Find the lines holding the string "JSON" in the data, then copy all of them.
____ SOURCE MATERIAL
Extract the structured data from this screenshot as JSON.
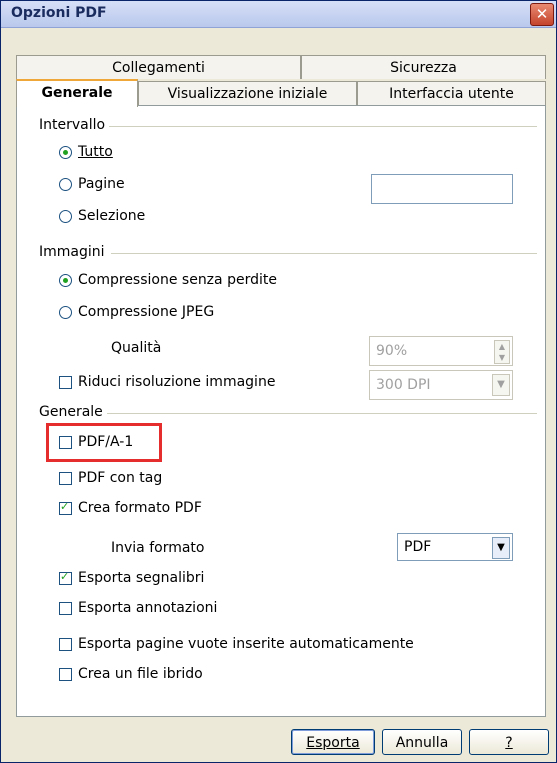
{
  "window": {
    "title": "Opzioni PDF"
  },
  "tabs": {
    "row1": [
      {
        "label": "Collegamenti"
      },
      {
        "label": "Sicurezza"
      }
    ],
    "row2": [
      {
        "label": "Generale"
      },
      {
        "label": "Visualizzazione iniziale"
      },
      {
        "label": "Interfaccia utente"
      }
    ]
  },
  "intervallo": {
    "label": "Intervallo",
    "tutto": "Tutto",
    "pagine": "Pagine",
    "selezione": "Selezione",
    "pagine_value": ""
  },
  "immagini": {
    "label": "Immagini",
    "senza_perdite": "Compressione senza perdite",
    "jpeg": "Compressione JPEG",
    "qualita_label": "Qualità",
    "qualita_value": "90%",
    "riduci": "Riduci risoluzione immagine",
    "dpi_value": "300 DPI"
  },
  "generale": {
    "label": "Generale",
    "pdfa": "PDF/A-1",
    "pdf_tag": "PDF con tag",
    "crea_formato": "Crea formato PDF",
    "invia_formato_label": "Invia formato",
    "invia_formato_value": "PDF",
    "segnalibri": "Esporta segnalibri",
    "annotazioni": "Esporta annotazioni",
    "pagine_vuote": "Esporta pagine vuote inserite automaticamente",
    "file_ibrido": "Crea un file ibrido"
  },
  "buttons": {
    "esporta": "Esporta",
    "annulla": "Annulla",
    "aiuto": "?"
  },
  "colors": {
    "highlight": "#e52d2d",
    "check": "#21a121"
  }
}
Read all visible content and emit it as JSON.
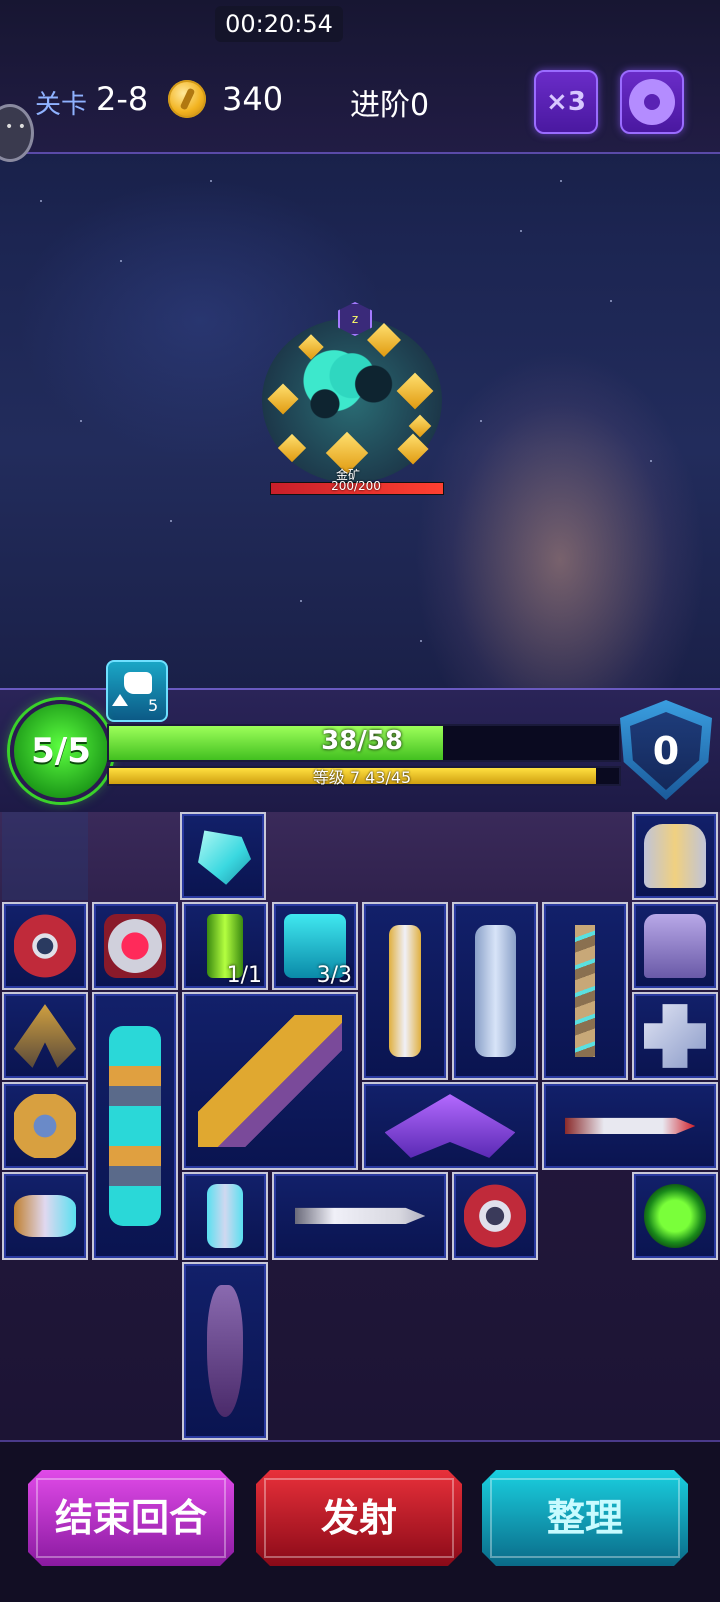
{
  "status_bar": {
    "time": "00:20:54"
  },
  "header": {
    "level_label": "关卡",
    "level_value": "2-8",
    "coins": "340",
    "advance": "进阶0",
    "speed_label": "×3"
  },
  "enemy": {
    "name": "金矿",
    "hp_text": "200/200",
    "hp_fraction": 1.0
  },
  "player": {
    "energy": "5/5",
    "attack_bonus": "5",
    "hp_text": "38/58",
    "hp_fraction": 0.6552,
    "xp_text": "等级 7  43/45",
    "xp_fraction": 0.9556,
    "shield": "0"
  },
  "inventory": {
    "quantities": {
      "green_canister": "1/1",
      "cyan_box": "3/3"
    }
  },
  "buttons": {
    "end_turn": "结束回合",
    "fire": "发射",
    "sort": "整理"
  }
}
________
WRITTEN RESPONSE:
Extract the structured data from this screenshot as JSON.
Read all visible content and emit it as JSON.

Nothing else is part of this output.